Copy every entry word for word, but skip the pictures.

BEGIN DATA TO PROCESS

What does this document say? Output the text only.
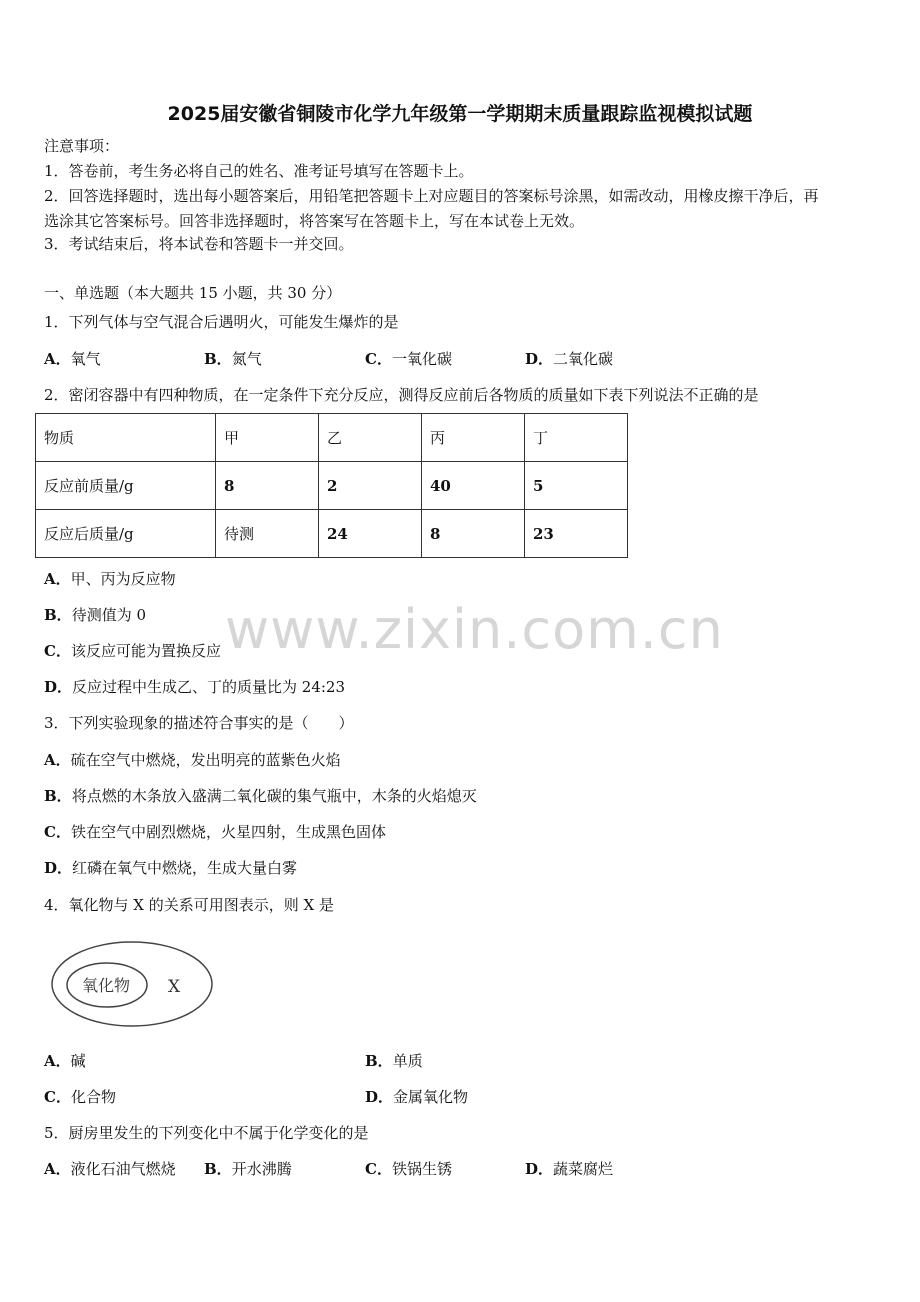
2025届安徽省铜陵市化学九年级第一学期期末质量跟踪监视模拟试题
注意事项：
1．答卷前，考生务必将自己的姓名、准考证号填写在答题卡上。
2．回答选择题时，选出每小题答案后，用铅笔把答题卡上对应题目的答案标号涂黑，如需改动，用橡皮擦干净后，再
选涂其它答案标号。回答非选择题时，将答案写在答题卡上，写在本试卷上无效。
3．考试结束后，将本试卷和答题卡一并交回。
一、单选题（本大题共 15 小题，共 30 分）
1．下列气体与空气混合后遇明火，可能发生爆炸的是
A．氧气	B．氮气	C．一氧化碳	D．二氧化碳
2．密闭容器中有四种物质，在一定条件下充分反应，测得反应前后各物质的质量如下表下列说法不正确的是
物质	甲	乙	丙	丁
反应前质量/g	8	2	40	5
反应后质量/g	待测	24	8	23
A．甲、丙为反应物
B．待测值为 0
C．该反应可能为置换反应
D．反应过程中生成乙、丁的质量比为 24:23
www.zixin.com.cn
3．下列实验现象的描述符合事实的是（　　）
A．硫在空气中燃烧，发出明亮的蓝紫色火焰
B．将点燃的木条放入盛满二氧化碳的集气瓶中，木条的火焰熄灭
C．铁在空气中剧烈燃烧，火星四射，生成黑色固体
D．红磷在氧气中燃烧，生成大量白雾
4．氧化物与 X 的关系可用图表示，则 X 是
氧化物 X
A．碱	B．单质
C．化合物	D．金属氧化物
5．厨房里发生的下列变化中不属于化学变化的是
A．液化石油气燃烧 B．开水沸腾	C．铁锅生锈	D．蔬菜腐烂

END DATA TO PROCESS

- FULL RESPONSE
What does this document say? Output the text only.
2025届安徽省铜陵市化学九年级第一学期期末质量跟踪监视模拟试题
注意事项：
1．答卷前，考生务必将自己的姓名、准考证号填写在答题卡上。
2．回答选择题时，选出每小题答案后，用铅笔把答题卡上对应题目的答案标号涂黑，如需改动，用橡皮擦干净后，再
选涂其它答案标号。回答非选择题时，将答案写在答题卡上，写在本试卷上无效。
3．考试结束后，将本试卷和答题卡一并交回。
一、单选题（本大题共 15 小题，共 30 分）
1．下列气体与空气混合后遇明火，可能发生爆炸的是
A．氧气	B．氮气	C．一氧化碳	D．二氧化碳
2．密闭容器中有四种物质，在一定条件下充分反应，测得反应前后各物质的质量如下表下列说法不正确的是
物质	甲	乙	丙	丁
反应前质量/g	8	2	40	5
反应后质量/g	待测	24	8	23
A．甲、丙为反应物
B．待测值为 0
C．该反应可能为置换反应
D．反应过程中生成乙、丁的质量比为 24:23
www.zixin.com.cn
3．下列实验现象的描述符合事实的是（　　）
A．硫在空气中燃烧，发出明亮的蓝紫色火焰
B．将点燃的木条放入盛满二氧化碳的集气瓶中，木条的火焰熄灭
C．铁在空气中剧烈燃烧，火星四射，生成黑色固体
D．红磷在氧气中燃烧，生成大量白雾
4．氧化物与 X 的关系可用图表示，则 X 是
氧化物 X
A．碱	B．单质
C．化合物	D．金属氧化物
5．厨房里发生的下列变化中不属于化学变化的是
A．液化石油气燃烧 B．开水沸腾	C．铁锅生锈	D．蔬菜腐烂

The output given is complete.